## WHAT IS NEEDED
Pick out all lines with the word "Парина" from the records that follow.

## EXERCISE MATERIAL
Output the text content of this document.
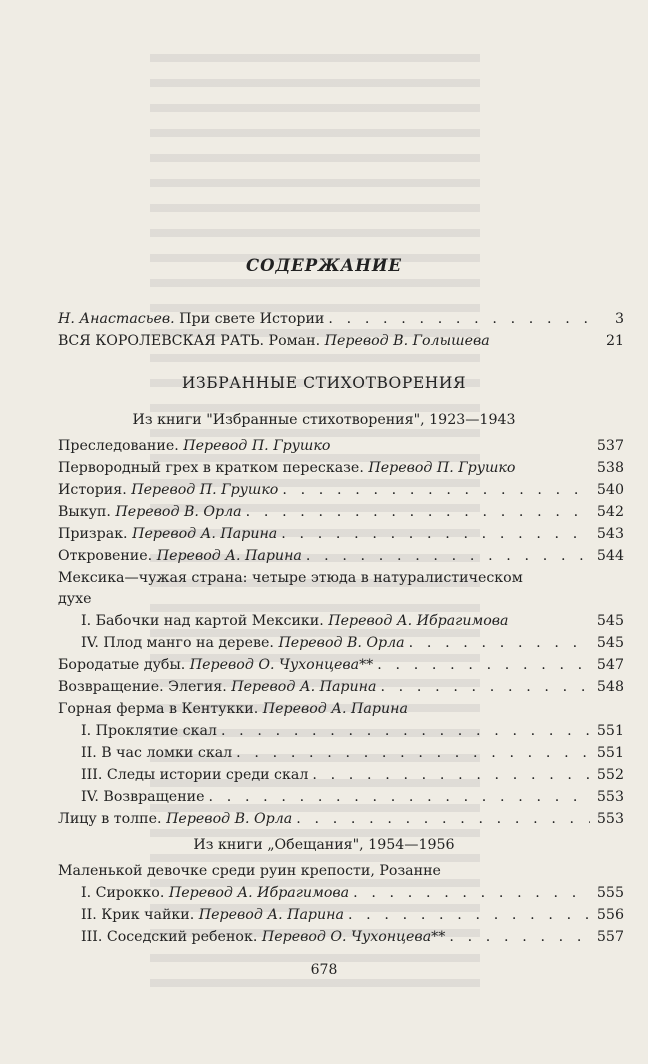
СОДЕРЖАНИЕ
Н. Анастасьев. При свете Истории . . .	3
ВСЯ КОРОЛЕВСКАЯ РАТЬ. Роман. Перевод В. Голышева	21
ИЗБРАННЫЕ СТИХОТВОРЕНИЯ
Из книги "Избранные стихотворения", 1923—1943
Преследование. Перевод П. Грушко	537
Первородный грех в кратком пересказе. Перевод П. Грушко	538
История. Перевод П. Грушко . . .	540
Выкуп. Перевод В. Орла . . .	542
Призрак. Перевод А. Парина . . .	543
Откровение. Перевод А. Парина . . .	544
Мексика—чужая страна: четыре этюда в натуралистическом
духе
I. Бабочки над картой Мексики. Перевод А. Ибрагимова	545
IV. Плод манго на дереве. Перевод В. Орла . . .	545
Бородатые дубы. Перевод О. Чухонцева** . . .	547
Возвращение. Элегия. Перевод А. Парина . . .	548
Горная ферма в Кентукки. Перевод А. Парина
I. Проклятие скал . . .	551
II. В час ломки скал . . .	551
III. Следы истории среди скал . . .	552
IV. Возвращение . . .	553
Лицу в толпе. Перевод В. Орла . . .	553
Из книги „Обещания", 1954—1956
Маленькой девочке среди руин крепости, Розанне
I. Сирокко. Перевод А. Ибрагимова . . .	555
II. Крик чайки. Перевод А. Парина . . .	556
III. Соседский ребенок. Перевод О. Чухонцева** . . .	557
678
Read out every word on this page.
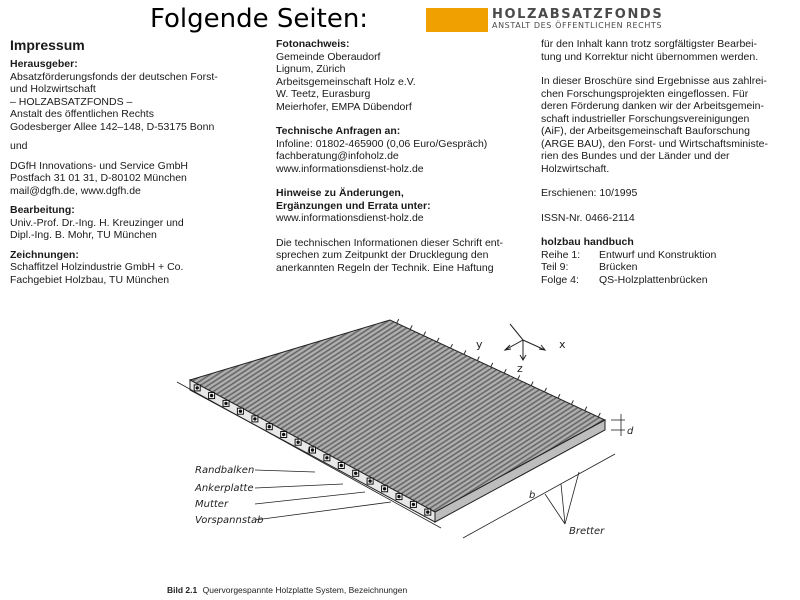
Folgende Seiten:	HOLZABSATZFONDS
ANSTALT DES ÖFFENTLICHEN RECHTS
Impressum
Herausgeber:
Absatzförderungsfonds der deutschen Forst-
und Holzwirtschaft
– HOLZABSATZFONDS –
Anstalt des öffentlichen Rechts
Godesberger Allee 142–148, D-53175 Bonn
und
DGfH Innovations- und Service GmbH
Postfach 31 01 31, D-80102 München
mail@dgfh.de, www.dgfh.de
Bearbeitung:
Univ.-Prof. Dr.-Ing. H. Kreuzinger und
Dipl.-Ing. B. Mohr, TU München
Zeichnungen:
Schaffitzel Holzindustrie GmbH + Co.
Fachgebiet Holzbau, TU München
Fotonachweis:
Gemeinde Oberaudorf
Lignum, Zürich
Arbeitsgemeinschaft Holz e.V.
W. Teetz, Eurasburg
Meierhofer, EMPA Dübendorf
Technische Anfragen an:
Infoline: 01802-465900 (0,06 Euro/Gespräch)
fachberatung@infoholz.de
www.informationsdienst-holz.de
Hinweise zu Änderungen,
Ergänzungen und Errata unter:
www.informationsdienst-holz.de
Die technischen Informationen dieser Schrift ent-
sprechen zum Zeitpunkt der Drucklegung den
anerkannten Regeln der Technik. Eine Haftung
für den Inhalt kann trotz sorgfältigster Bearbei-
tung und Korrektur nicht übernommen werden.
In dieser Broschüre sind Ergebnisse aus zahlrei-
chen Forschungsprojekten eingeflossen. Für
deren Förderung danken wir der Arbeitsgemein-
schaft industrieller Forschungsvereinigungen
(AiF), der Arbeitsgemeinschaft Bauforschung
(ARGE BAU), den Forst- und Wirtschaftsministe-
rien des Bundes und der Länder und der
Holzwirtschaft.
Erschienen: 10/1995
ISSN-Nr. 0466-2114
holzbau handbuch
Reihe 1:	Entwurf und Konstruktion
Teil 9:	Brücken
Folge 4:	QS-Holzplattenbrücken
y	x
z
l
b
d
Randbalken
Ankerplatte
Mutter
Vorspannstab
Bretter
Bild 2.1 Quervorgespannte Holzplatte System, Bezeichnungen
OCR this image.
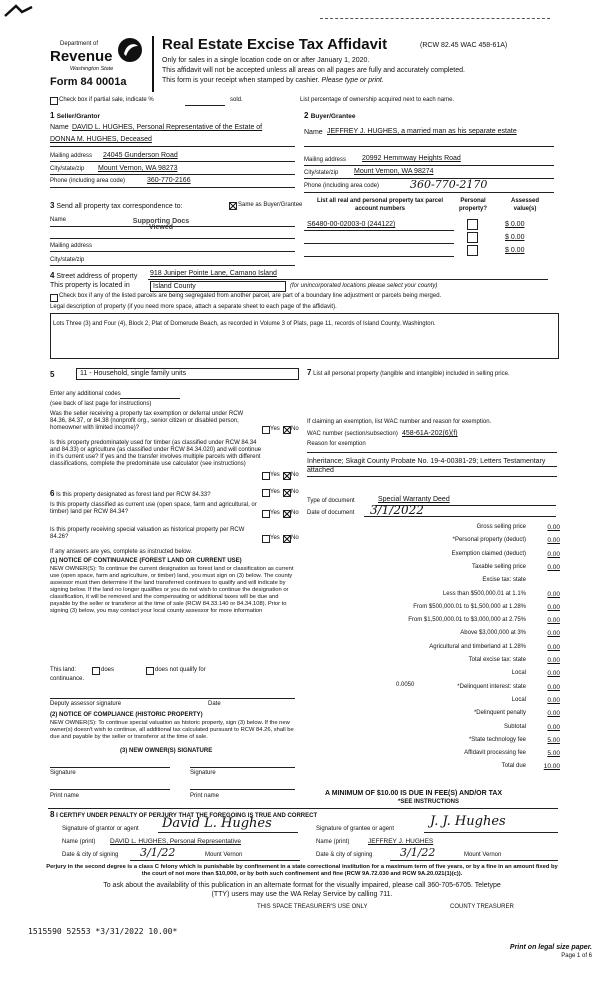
Department of
Revenue
Washington State
Form 84 0001a
Real Estate Excise Tax Affidavit	(RCW 82.45 WAC 458-61A)
Only for sales in a single location code on or after January 1, 2020.
This affidavit will not be accepted unless all areas on all pages are fully and accurately completed.
This form is your receipt when stamped by cashier. Please type or print.
Check box if partial sale, indicate %	sold.	List percentage of ownership acquired next to each name.
1 Seller/Grantor
Name DAVID L. HUGHES, Personal Representative of the Estate of
DONNA M. HUGHES, Deceased
Mailing address 24045 Gunderson Road
City/state/zip Mount Vernon, WA 98273
Phone (including area code)	360-770-2166
2 Buyer/Grantee
Name JEFFREY J. HUGHES, a married man as his separate estate
Mailing address 20992 Hemmway Heights Road
City/state/zip Mount Vernon, WA 98274
Phone (including area code)	360-770-2170
3 Send all property tax correspondence to:	Same as Buyer/Grantee
Name	Supporting Docs Viewed
Mailing address
City/state/zip
List all real and personal property tax parcel account numbers
Personal property?
Assessed value(s)
S6480-00-02003-0 (244122)	$ 0.00
$ 0.00
$ 0.00
4 Street address of property 918 Juniper Pointe Lane, Camano Island
This property is located in	Island County	(for unincorporated locations please select your county)
Check box if any of the listed parcels are being segregated from another parcel, are part of a boundary line adjustment or parcels being merged.
Legal description of property (if you need more space, attach a separate sheet to each page of the affidavit).
Lots Three (3) and Four (4), Block 2, Plat of Domerude Beach, as recorded in Volume 3 of Plats, page 11, records of Island County, Washington.
5	11 - Household, single family units
Enter any additional codes
(see back of last page for instructions)
Was the seller receiving a property tax exemption or deferral under RCW 84.36, 84.37, or 84.38 (nonprofit org., senior citizen or disabled person, homeowner with limited income)?	Yes No
Is this property predominately used for timber (as classified under RCW 84.34 and 84.33) or agriculture (as classified under RCW 84.34.020) and will continue in it's current use? If yes and the transfer involves multiple parcels with different classifications, complete the predominate use calculator (see instructions)
Yes No
6 Is this property designated as forest land per RCW 84.33?	Yes No
Is this property classified as current use (open space, farm and agricultural, or timber) land per RCW 84.34?	Yes No
Is this property receiving special valuation as historical property per RCW 84.26?	Yes No
If any answers are yes, complete as instructed below.
(1) NOTICE OF CONTINUANCE (FOREST LAND OR CURRENT USE)
NEW OWNER(S): To continue the current designation as forest land or classification as current use (open space, farm and agriculture, or timber) land, you must sign on (3) below. The county assessor must then determine if the land transferred continues to qualify and will indicate by signing below. If the land no longer qualifies or you do not wish to continue the designation or classification, it will be removed and the compensating or additional taxes will be due and payable by the seller or transferor at the time of sale (RCW 84.33.140 or 84.34.108). Prior to signing (3) below, you may contact your local county assessor for more information
This land:	does	does not qualify for
continuance.
Deputy assessor signature	Date
(2) NOTICE OF COMPLIANCE (HISTORIC PROPERTY)
NEW OWNER(S): To continue special valuation as historic property, sign (3) below. If the new owner(s) doesn't wish to continue, all additional tax calculated pursuant to RCW 84.26, shall be due and payable by the seller or transferor at the time of sale.
(3) NEW OWNER(S) SIGNATURE
Signature	Signature
Print name	Print name
7 List all personal property (tangible and intangible) included in selling price.
If claiming an exemption, list WAC number and reason for exemption.
WAC number (section/subsection) 458-61A-202(6)(f)
Reason for exemption
Inheritance; Skagit County Probate No. 19-4-00381-29; Letters Testamentary attached
Type of document	Special Warranty Deed
Date of document 3/1/2022
Gross selling price	0.00
*Personal property (deduct)	0.00
Exemption claimed (deduct)	0.00
Taxable selling price	0.00
Excise tax: state
Less than $500,000.01 at 1.1%	0.00
From $500,000.01 to $1,500,000 at 1.28%	0.00
From $1,500,000.01 to $3,000,000 at 2.75%	0.00
Above $3,000,000 at 3%	0.00
Agricultural and timberland at 1.28%	0.00
Total excise tax: state	0.00
Local	0.00
*Delinquent interest: state	0.00
Local	0.00
*Delinquent penalty	0.00
Subtotal	0.00
*State technology fee	5.00
Affidavit processing fee	5.00
Total due	10.00
0.0050
A MINIMUM OF $10.00 IS DUE IN FEE(S) AND/OR TAX
*SEE INSTRUCTIONS
8 I CERTIFY UNDER PENALTY OF PERJURY THAT THE FOREGOING IS TRUE AND CORRECT
Signature of grantor or agent David L. Hughes
Name (print) DAVID L. HUGHES, Personal Representative
Date & city of signing 3/1/22	Mount Vernon
Signature of grantee or agent	J. J. Hughes
Name (print)	JEFFREY J. HUGHES
Date & city of signing	3/1/22	Mount Vernon
Perjury in the second degree is a class C felony which is punishable by confinement in a state correctional institution for a maximum term of five years, or by a fine in an amount fixed by the court of not more than $10,000, or by both such confinement and fine (RCW 9A.72.030 and RCW 9A.20.021(1)(c)).
To ask about the availability of this publication in an alternate format for the visually impaired, please call 360-705-6705. Teletype
(TTY) users may use the WA Relay Service by calling 711.
THIS SPACE TREASURER'S USE ONLY	COUNTY TREASURER
1515590 52553 *3/31/2022 10.00*
Print on legal size paper.
Page 1 of 6
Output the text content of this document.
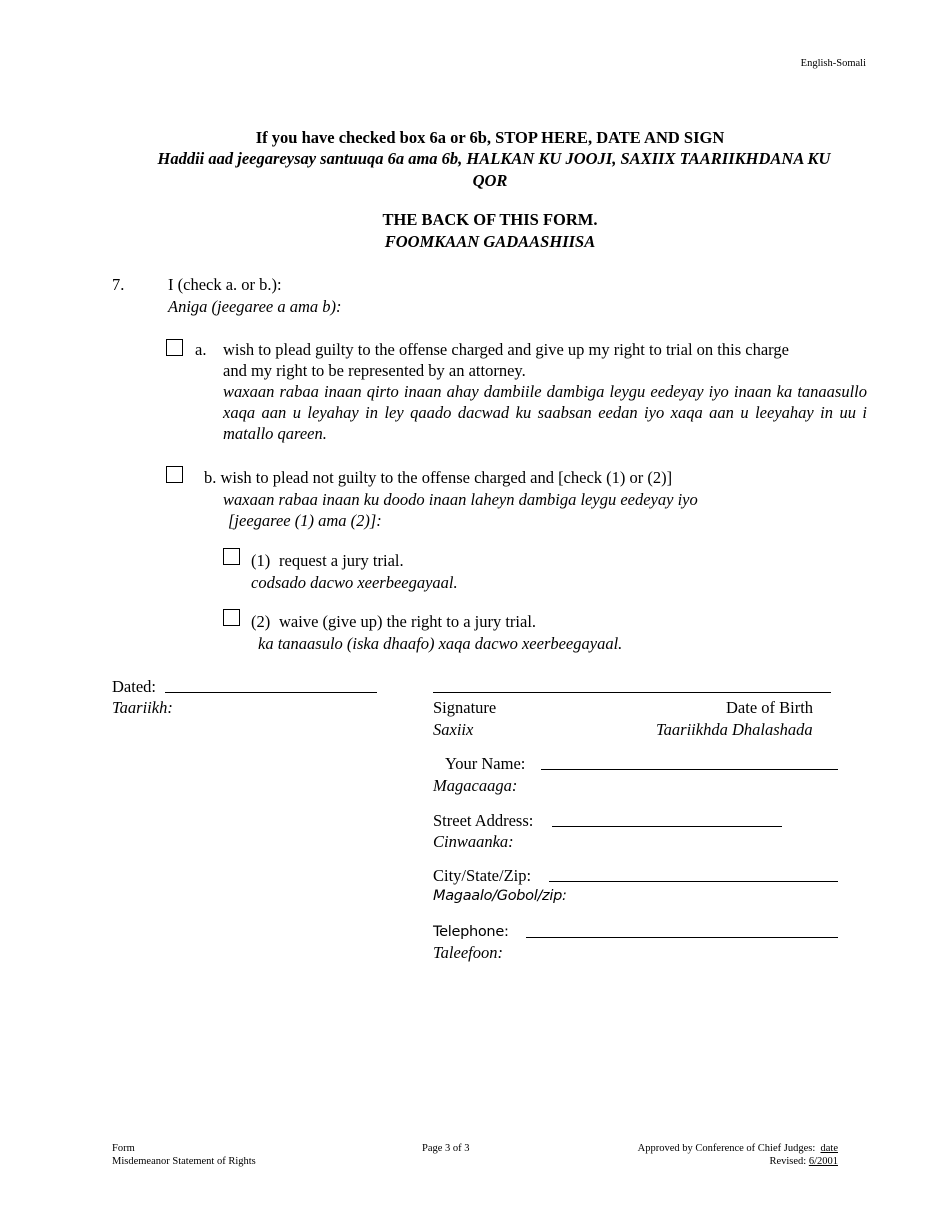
English-Somali
If you have checked box 6a or 6b, STOP HERE, DATE AND SIGN
Haddii aad jeegareysay santuuqa 6a ama 6b, HALKAN KU JOOJI, SAXIIX TAARIIKHDANA KU
QOR
THE BACK OF THIS FORM.
FOOMKAAN GADAASHIISA
7.	I (check a. or b.):
Aniga (jeegaree a ama b):
a. wish to plead guilty to the offense charged and give up my right to trial on this charge
and my right to be represented by an attorney.
waxaan rabaa inaan qirto inaan ahay dambiile dambiga leygu eedeyay iyo inaan ka tanaasullo xaqa aan u leyahay in ley qaado dacwad ku saabsan eedan iyo xaqa aan u leeyahay in uu i matallo qareen.
b. wish to plead not guilty to the offense charged and [check (1) or (2)]
waxaan rabaa inaan ku doodo inaan laheyn dambiga leygu eedeyay iyo
[jeegaree (1) ama (2)]:
(1) request a jury trial.
codsado dacwo xeerbeegayaal.
(2) waive (give up) the right to a jury trial.
ka tanaasulo (iska dhaafo) xaqa dacwo xeerbeegayaal.
Dated:
Taariikh:	Signature	Date of Birth
Saxiix	Taariikhda Dhalashada
Your Name:
Magacaaga:
Street Address:
Cinwaanka:
City/State/Zip:
Magaalo/Gobol/zip:
Telephone:
Taleefoon:
Form
Misdemeanor Statement of Rights
Page 3 of 3	Approved by Conference of Chief Judges: date
Revised: 6/2001
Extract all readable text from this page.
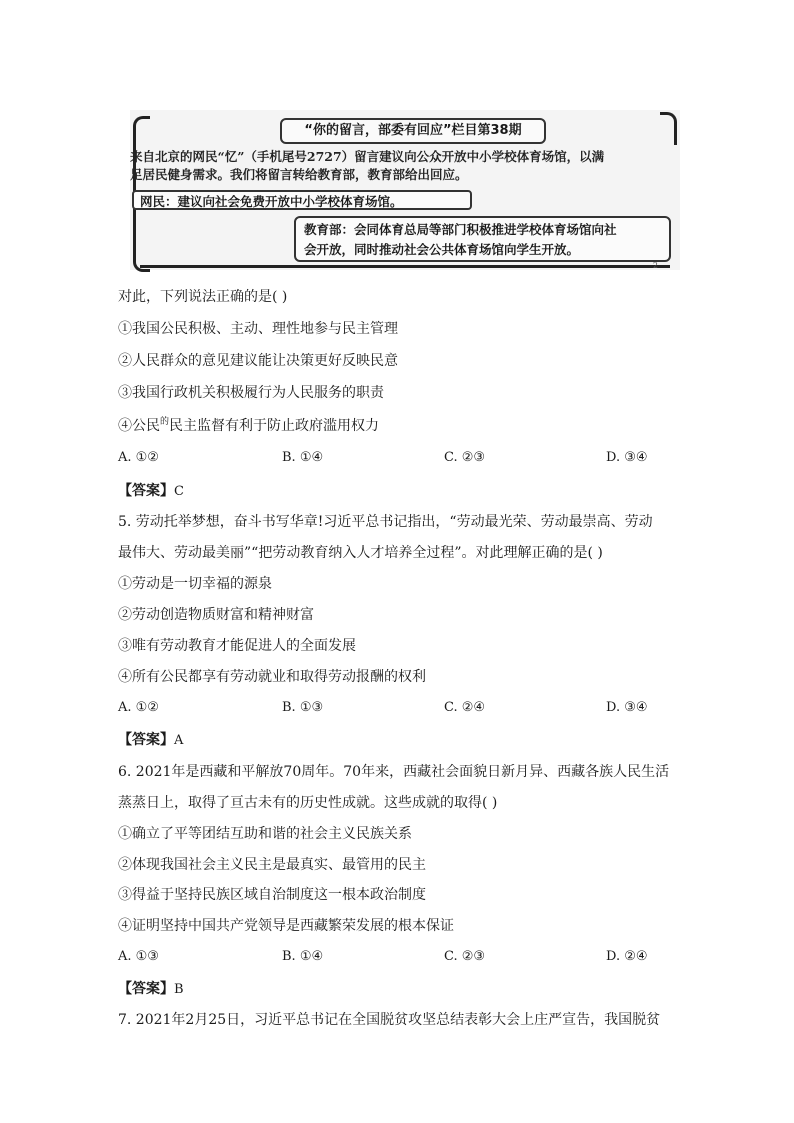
“你的留言，部委有回应”栏目第38期
来自北京的网民“忆”（手机尾号2727）留言建议向公众开放中小学校体育场馆，以满
足居民健身需求。我们将留言转给教育部，教育部给出回应。
网民：建议向社会免费开放中小学校体育场馆。
教育部：会同体育总局等部门积极推进学校体育场馆向社
会开放，同时推动社会公共体育场馆向学生开放。
2
对此，下列说法正确的是( )
①我国公民积极、主动、理性地参与民主管理
②人民群众的意见建议能让决策更好反映民意
③我国行政机关积极履行为人民服务的职责
④公民$^的$民主监督有利于防止政府滥用权力
A. ①②	B. ①④	C. ②③	D. ③④
【答案】C
5. 劳动托举梦想，奋斗书写华章!习近平总书记指出，“劳动最光荣、劳动最崇高、劳动
最伟大、劳动最美丽”“把劳动教育纳入人才培养全过程”。对此理解正确的是( )
①劳动是一切幸福的源泉
②劳动创造物质财富和精神财富
③唯有劳动教育才能促进人的全面发展
④所有公民都享有劳动就业和取得劳动报酬的权利
A. ①②	B. ①③	C. ②④	D. ③④
【答案】A
6. 2021年是西藏和平解放70周年。70年来，西藏社会面貌日新月异、西藏各族人民生活
蒸蒸日上，取得了亘古未有的历史性成就。这些成就的取得( )
①确立了平等团结互助和谐的社会主义民族关系
②体现我国社会主义民主是最真实、最管用的民主
③得益于坚持民族区域自治制度这一根本政治制度
④证明坚持中国共产党领导是西藏繁荣发展的根本保证
A. ①③	B. ①④	C. ②③	D. ②④
【答案】B
7. 2021年2月25日，习近平总书记在全国脱贫攻坚总结表彰大会上庄严宣告，我国脱贫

## RESPONSE TO THE EXERCISE
Призрак. Перевод А. Парина . . .	543
Откровение. Перевод А. Парина . . .	544
Возвращение. Элегия. Перевод А. Парина . . .	548
Горная ферма в Кентукки. Перевод А. Парина
II. Крик чайки. Перевод А. Парина . . .	556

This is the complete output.